WHAT TO DO » All of the material should be reproduced exactly, with pictures left out.
-- begin INFORMATION GIVEN --
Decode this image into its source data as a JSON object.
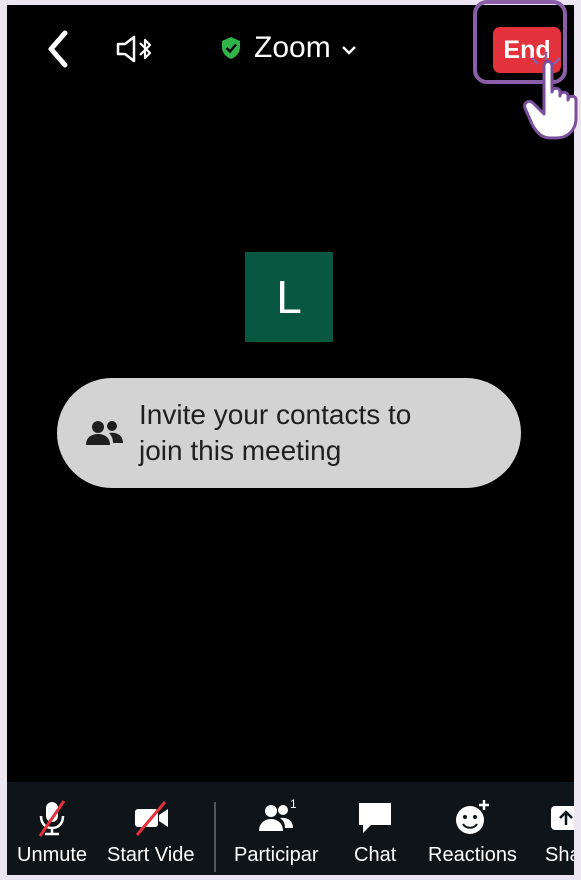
{
  "header": {
    "title": "Zoom",
    "end_label": "End",
    "colors": {
      "end": "#e3323b",
      "shield": "#2fb34a",
      "highlight": "#8b5ea8"
    },
    "icons": [
      "back-arrow-icon",
      "speaker-bluetooth-icon",
      "shield-check-icon",
      "chevron-down-icon"
    ]
  },
  "participant": {
    "initial": "L",
    "color": "#075741"
  },
  "invite": {
    "line1": "Invite your contacts to",
    "line2": "join this meeting"
  },
  "toolbar": {
    "items": [
      {
        "label": "Unmute",
        "icon": "mic-muted-icon"
      },
      {
        "label": "Start Vide",
        "icon": "video-off-icon"
      },
      {
        "label": "Participar",
        "icon": "participants-icon",
        "badge": "1"
      },
      {
        "label": "Chat",
        "icon": "chat-icon"
      },
      {
        "label": "Reactions",
        "icon": "reactions-icon"
      },
      {
        "label": "Sha",
        "icon": "share-icon"
      }
    ]
  }
}
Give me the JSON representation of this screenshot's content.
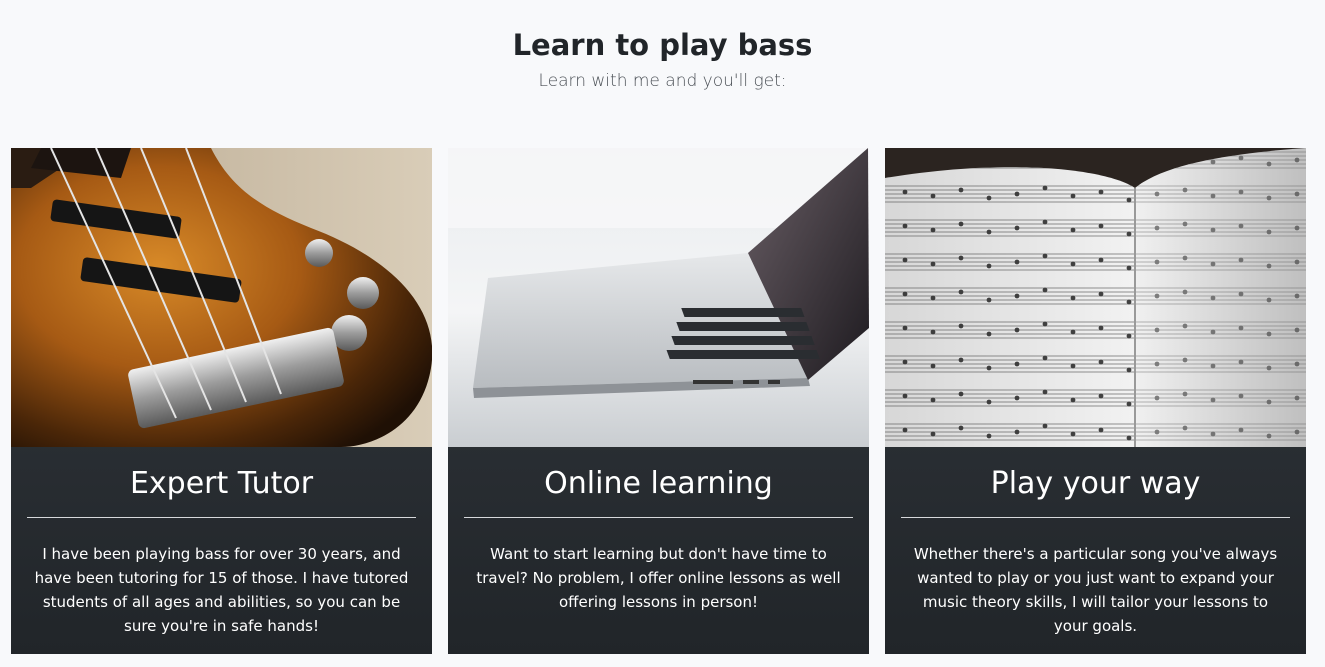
{
  "header": {
    "title": "Learn to play bass",
    "subtitle": "Learn with me and you'll get:"
  },
  "cards": [
    {
      "image": "bass-guitar-photo",
      "title": "Expert Tutor",
      "text": "I have been playing bass for over 30 years, and have been tutoring for 15 of those. I have tutored students of all ages and abilities, so you can be sure you're in safe hands!"
    },
    {
      "image": "laptop-photo",
      "title": "Online learning",
      "text": "Want to start learning but don't have time to travel? No problem, I offer online lessons as well offering lessons in person!"
    },
    {
      "image": "sheet-music-photo",
      "title": "Play your way",
      "text": "Whether there's a particular song you've always wanted to play or you just want to expand your music theory skills, I will tailor your lessons to your goals."
    }
  ],
  "colors": {
    "page_background": "#f8f9fb",
    "card_background": "#2b3035",
    "card_text": "#ffffff"
  }
}
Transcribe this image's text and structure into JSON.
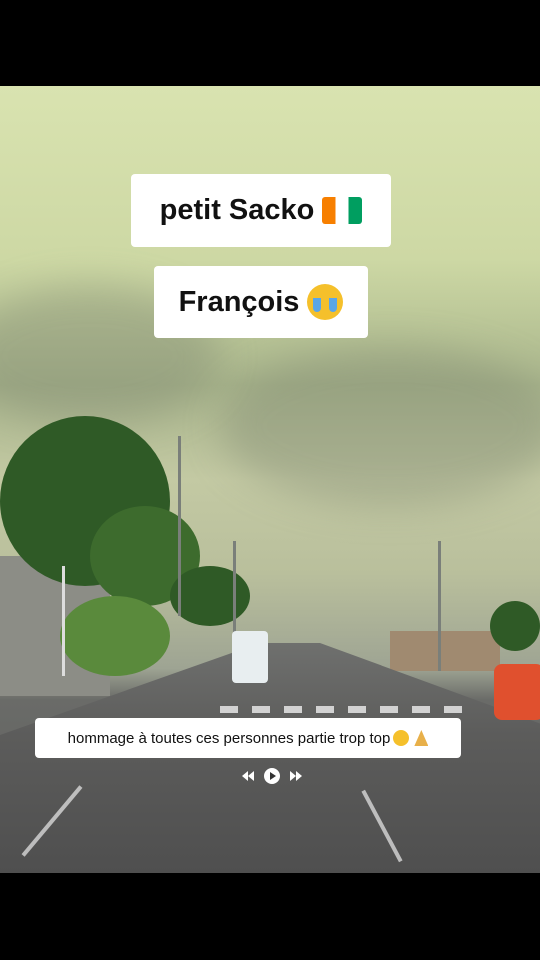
{
  "overlay": {
    "title_line1": "petit Sacko",
    "title_line2": "François",
    "caption": "hommage à toutes ces personnes partie trop top",
    "flag_icon": "ivory-coast-flag-icon",
    "crying_icon": "loudly-crying-face-icon",
    "pray_icon": "folded-hands-icon"
  },
  "player": {
    "controls": [
      "rewind",
      "play",
      "fast-forward"
    ]
  },
  "colors": {
    "sky": "#cdd8a4",
    "road": "#5c5c5b",
    "label_bg": "#ffffff",
    "flag": [
      "#f77f00",
      "#ffffff",
      "#009e60"
    ]
  }
}
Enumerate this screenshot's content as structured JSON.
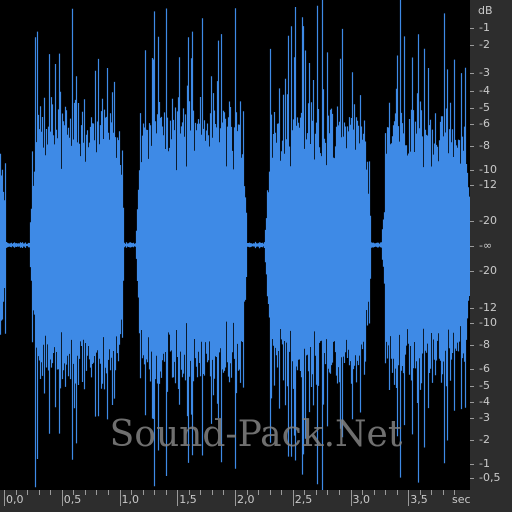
{
  "colors": {
    "background": "#000000",
    "waveform": "#3e8ae6",
    "ruler_bg": "#2d2d2d",
    "ruler_text": "#c9c9c9"
  },
  "watermark": "Sound-Pack.Net",
  "db_ruler": {
    "unit": "dB",
    "labels": [
      "-1",
      "-2",
      "-3",
      "-4",
      "-5",
      "-6",
      "-8",
      "-10",
      "-12",
      "-20",
      "-∞",
      "-20",
      "-12",
      "-10",
      "-8",
      "-6",
      "-5",
      "-4",
      "-3",
      "-2",
      "-1",
      "-0,5"
    ]
  },
  "time_ruler": {
    "unit": "sec",
    "labels": [
      "0,0",
      "0,5",
      "1,0",
      "1,5",
      "2,0",
      "2,5",
      "3,0",
      "3,5"
    ],
    "values": [
      0,
      0.5,
      1.0,
      1.5,
      2.0,
      2.5,
      3.0,
      3.5
    ],
    "duration": 4.0
  },
  "waveform": {
    "channels": 1,
    "bursts": [
      {
        "start": 0.25,
        "end": 1.05
      },
      {
        "start": 1.15,
        "end": 2.1
      },
      {
        "start": 2.25,
        "end": 3.15
      },
      {
        "start": 3.25,
        "end": 4.0
      }
    ]
  }
}
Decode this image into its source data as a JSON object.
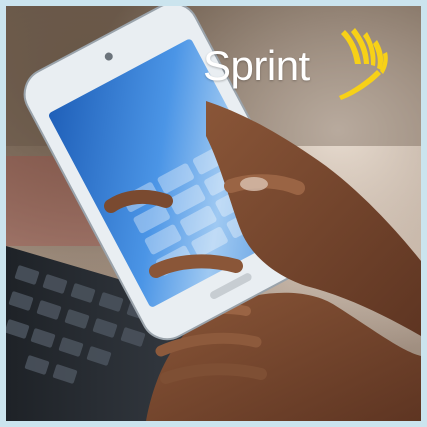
{
  "brand": {
    "name": "Sprint",
    "logo_color": "#ffffff",
    "wing_color": "#f7d117"
  },
  "scene": {
    "frame_color": "#cbe4ee",
    "phone_screen_color": "#2f7fd6",
    "skin_color": "#7a4a30",
    "keyboard_color": "#2a2f36"
  }
}
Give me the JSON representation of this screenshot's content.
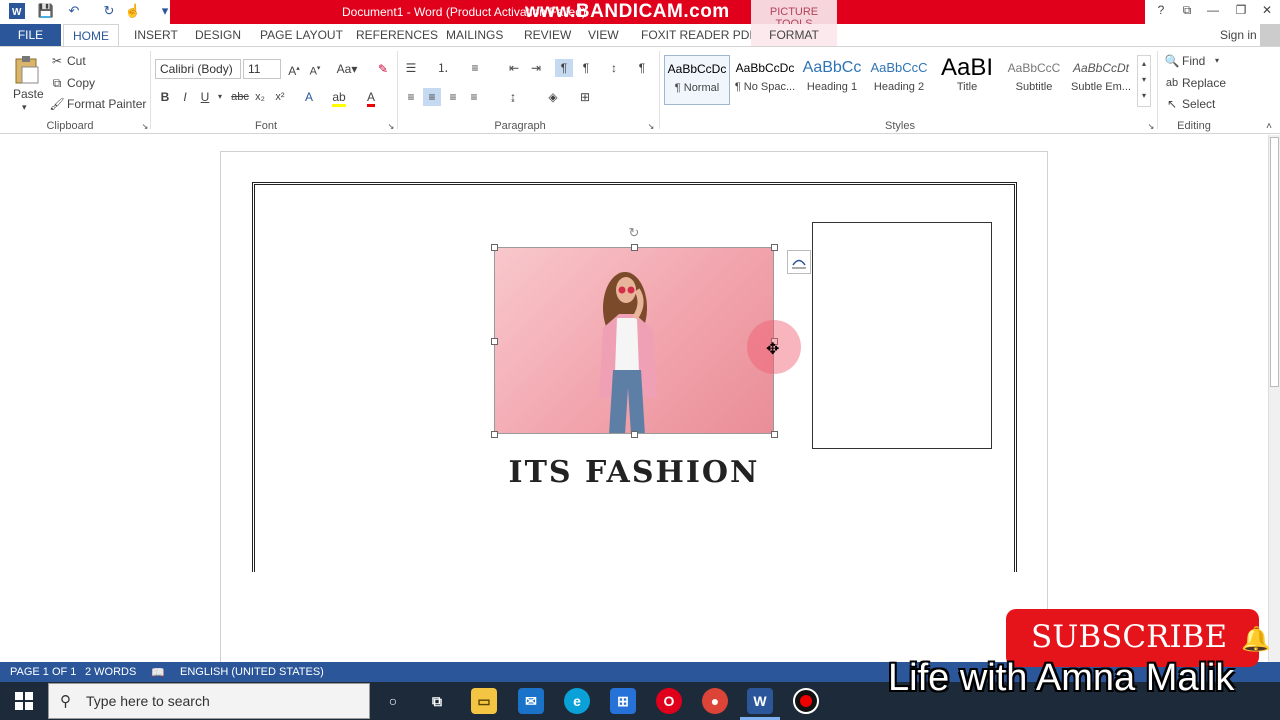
{
  "title_bar": {
    "doc_title": "Document1 - Word (Product Activation Failed)",
    "watermark_bandicam": "www.BANDICAM.com",
    "contextual_tab": "PICTURE TOOLS",
    "controls": [
      "?",
      "⧉",
      "—",
      "❐",
      "✕"
    ]
  },
  "tabs": {
    "file": "FILE",
    "home": "HOME",
    "others": [
      "INSERT",
      "DESIGN",
      "PAGE LAYOUT",
      "REFERENCES",
      "MAILINGS",
      "REVIEW",
      "VIEW",
      "FOXIT READER PDF"
    ],
    "format": "FORMAT",
    "sign_in": "Sign in"
  },
  "ribbon": {
    "clipboard": {
      "label": "Clipboard",
      "paste": "Paste",
      "cut": "Cut",
      "copy": "Copy",
      "format_painter": "Format Painter"
    },
    "font": {
      "label": "Font",
      "font_name": "Calibri (Body)",
      "font_size": "11"
    },
    "paragraph": {
      "label": "Paragraph"
    },
    "styles": {
      "label": "Styles",
      "items": [
        {
          "preview": "AaBbCcDc",
          "name": "¶ Normal"
        },
        {
          "preview": "AaBbCcDc",
          "name": "¶ No Spac..."
        },
        {
          "preview": "AaBbCc",
          "name": "Heading 1"
        },
        {
          "preview": "AaBbCcC",
          "name": "Heading 2"
        },
        {
          "preview": "AaBI",
          "name": "Title"
        },
        {
          "preview": "AaBbCcC",
          "name": "Subtitle"
        },
        {
          "preview": "AaBbCcDt",
          "name": "Subtle Em..."
        }
      ]
    },
    "editing": {
      "label": "Editing",
      "find": "Find",
      "replace": "Replace",
      "select": "Select"
    }
  },
  "document": {
    "heading": "ITS FASHION"
  },
  "status_bar": {
    "page": "PAGE 1 OF 1",
    "words": "2 WORDS",
    "language": "ENGLISH (UNITED STATES)"
  },
  "taskbar": {
    "search_placeholder": "Type here to search"
  },
  "overlay": {
    "subscribe": "SUBSCRIBE",
    "channel": "Life with Amna Malik"
  },
  "colors": {
    "word_blue": "#2b579a",
    "title_red": "#e0001b",
    "picture_tools_pink": "#f7d5dc"
  }
}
-- end INFORMATION GIVEN --
SOLUTION TO THIS PROBLEM »
Decode this image into its source data as a JSON object.
{
  "header": {
    "title": "Zoom",
    "end_label": "End",
    "colors": {
      "end": "#e3323b",
      "shield": "#2fb34a",
      "highlight": "#8b5ea8"
    },
    "icons": [
      "back-arrow-icon",
      "speaker-bluetooth-icon",
      "shield-check-icon",
      "chevron-down-icon"
    ]
  },
  "participant": {
    "initial": "L",
    "color": "#075741"
  },
  "invite": {
    "line1": "Invite your contacts to",
    "line2": "join this meeting"
  },
  "toolbar": {
    "items": [
      {
        "label": "Unmute",
        "icon": "mic-muted-icon"
      },
      {
        "label": "Start Vide",
        "icon": "video-off-icon"
      },
      {
        "label": "Participar",
        "icon": "participants-icon",
        "badge": "1"
      },
      {
        "label": "Chat",
        "icon": "chat-icon"
      },
      {
        "label": "Reactions",
        "icon": "reactions-icon"
      },
      {
        "label": "Sha",
        "icon": "share-icon"
      }
    ]
  }
}
Give me the JSON representation of this screenshot's content.
{
  "header": {
    "title": "Learn to play bass",
    "subtitle": "Learn with me and you'll get:"
  },
  "cards": [
    {
      "image": "bass-guitar-photo",
      "title": "Expert Tutor",
      "text": "I have been playing bass for over 30 years, and have been tutoring for 15 of those. I have tutored students of all ages and abilities, so you can be sure you're in safe hands!"
    },
    {
      "image": "laptop-photo",
      "title": "Online learning",
      "text": "Want to start learning but don't have time to travel? No problem, I offer online lessons as well offering lessons in person!"
    },
    {
      "image": "sheet-music-photo",
      "title": "Play your way",
      "text": "Whether there's a particular song you've always wanted to play or you just want to expand your music theory skills, I will tailor your lessons to your goals."
    }
  ],
  "colors": {
    "page_background": "#f8f9fb",
    "card_background": "#2b3035",
    "card_text": "#ffffff"
  }
}
Transcribe this image's text and structure into JSON.
{
  "overlay": {
    "title_line1": "petit Sacko",
    "title_line2": "François",
    "caption": "hommage à toutes ces personnes partie trop top",
    "flag_icon": "ivory-coast-flag-icon",
    "crying_icon": "loudly-crying-face-icon",
    "pray_icon": "folded-hands-icon"
  },
  "player": {
    "controls": [
      "rewind",
      "play",
      "fast-forward"
    ]
  },
  "colors": {
    "sky": "#cdd8a4",
    "road": "#5c5c5b",
    "label_bg": "#ffffff",
    "flag": [
      "#f77f00",
      "#ffffff",
      "#009e60"
    ]
  }
}
Enumerate this screenshot's content as structured JSON.
{
  "colors": {
    "background": "#000000",
    "waveform": "#3e8ae6",
    "ruler_bg": "#2d2d2d",
    "ruler_text": "#c9c9c9"
  },
  "watermark": "Sound-Pack.Net",
  "db_ruler": {
    "unit": "dB",
    "labels": [
      "-1",
      "-2",
      "-3",
      "-4",
      "-5",
      "-6",
      "-8",
      "-10",
      "-12",
      "-20",
      "-∞",
      "-20",
      "-12",
      "-10",
      "-8",
      "-6",
      "-5",
      "-4",
      "-3",
      "-2",
      "-1",
      "-0,5"
    ]
  },
  "time_ruler": {
    "unit": "sec",
    "labels": [
      "0,0",
      "0,5",
      "1,0",
      "1,5",
      "2,0",
      "2,5",
      "3,0",
      "3,5"
    ],
    "values": [
      0,
      0.5,
      1.0,
      1.5,
      2.0,
      2.5,
      3.0,
      3.5
    ],
    "duration": 4.0
  },
  "waveform": {
    "channels": 1,
    "bursts": [
      {
        "start": 0.25,
        "end": 1.05
      },
      {
        "start": 1.15,
        "end": 2.1
      },
      {
        "start": 2.25,
        "end": 3.15
      },
      {
        "start": 3.25,
        "end": 4.0
      }
    ]
  }
}
Decode this image into its source data as a JSON object.
{
  "brand": {
    "name": "Sprint",
    "logo_color": "#ffffff",
    "wing_color": "#f7d117"
  },
  "scene": {
    "frame_color": "#cbe4ee",
    "phone_screen_color": "#2f7fd6",
    "skin_color": "#7a4a30",
    "keyboard_color": "#2a2f36"
  }
}
Give me the JSON representation of this screenshot's content.
{
  "title_bar": {
    "doc_title": "Document1 - Word (Product Activation Failed)",
    "watermark_bandicam": "www.BANDICAM.com",
    "contextual_tab": "PICTURE TOOLS",
    "controls": [
      "?",
      "⧉",
      "—",
      "❐",
      "✕"
    ]
  },
  "tabs": {
    "file": "FILE",
    "home": "HOME",
    "others": [
      "INSERT",
      "DESIGN",
      "PAGE LAYOUT",
      "REFERENCES",
      "MAILINGS",
      "REVIEW",
      "VIEW",
      "FOXIT READER PDF"
    ],
    "format": "FORMAT",
    "sign_in": "Sign in"
  },
  "ribbon": {
    "clipboard": {
      "label": "Clipboard",
      "paste": "Paste",
      "cut": "Cut",
      "copy": "Copy",
      "format_painter": "Format Painter"
    },
    "font": {
      "label": "Font",
      "font_name": "Calibri (Body)",
      "font_size": "11"
    },
    "paragraph": {
      "label": "Paragraph"
    },
    "styles": {
      "label": "Styles",
      "items": [
        {
          "preview": "AaBbCcDc",
          "name": "¶ Normal"
        },
        {
          "preview": "AaBbCcDc",
          "name": "¶ No Spac..."
        },
        {
          "preview": "AaBbCc",
          "name": "Heading 1"
        },
        {
          "preview": "AaBbCcC",
          "name": "Heading 2"
        },
        {
          "preview": "AaBI",
          "name": "Title"
        },
        {
          "preview": "AaBbCcC",
          "name": "Subtitle"
        },
        {
          "preview": "AaBbCcDt",
          "name": "Subtle Em..."
        }
      ]
    },
    "editing": {
      "label": "Editing",
      "find": "Find",
      "replace": "Replace",
      "select": "Select"
    }
  },
  "document": {
    "heading": "ITS FASHION"
  },
  "status_bar": {
    "page": "PAGE 1 OF 1",
    "words": "2 WORDS",
    "language": "ENGLISH (UNITED STATES)"
  },
  "taskbar": {
    "search_placeholder": "Type here to search"
  },
  "overlay": {
    "subscribe": "SUBSCRIBE",
    "channel": "Life with Amna Malik"
  },
  "colors": {
    "word_blue": "#2b579a",
    "title_red": "#e0001b",
    "picture_tools_pink": "#f7d5dc"
  }
}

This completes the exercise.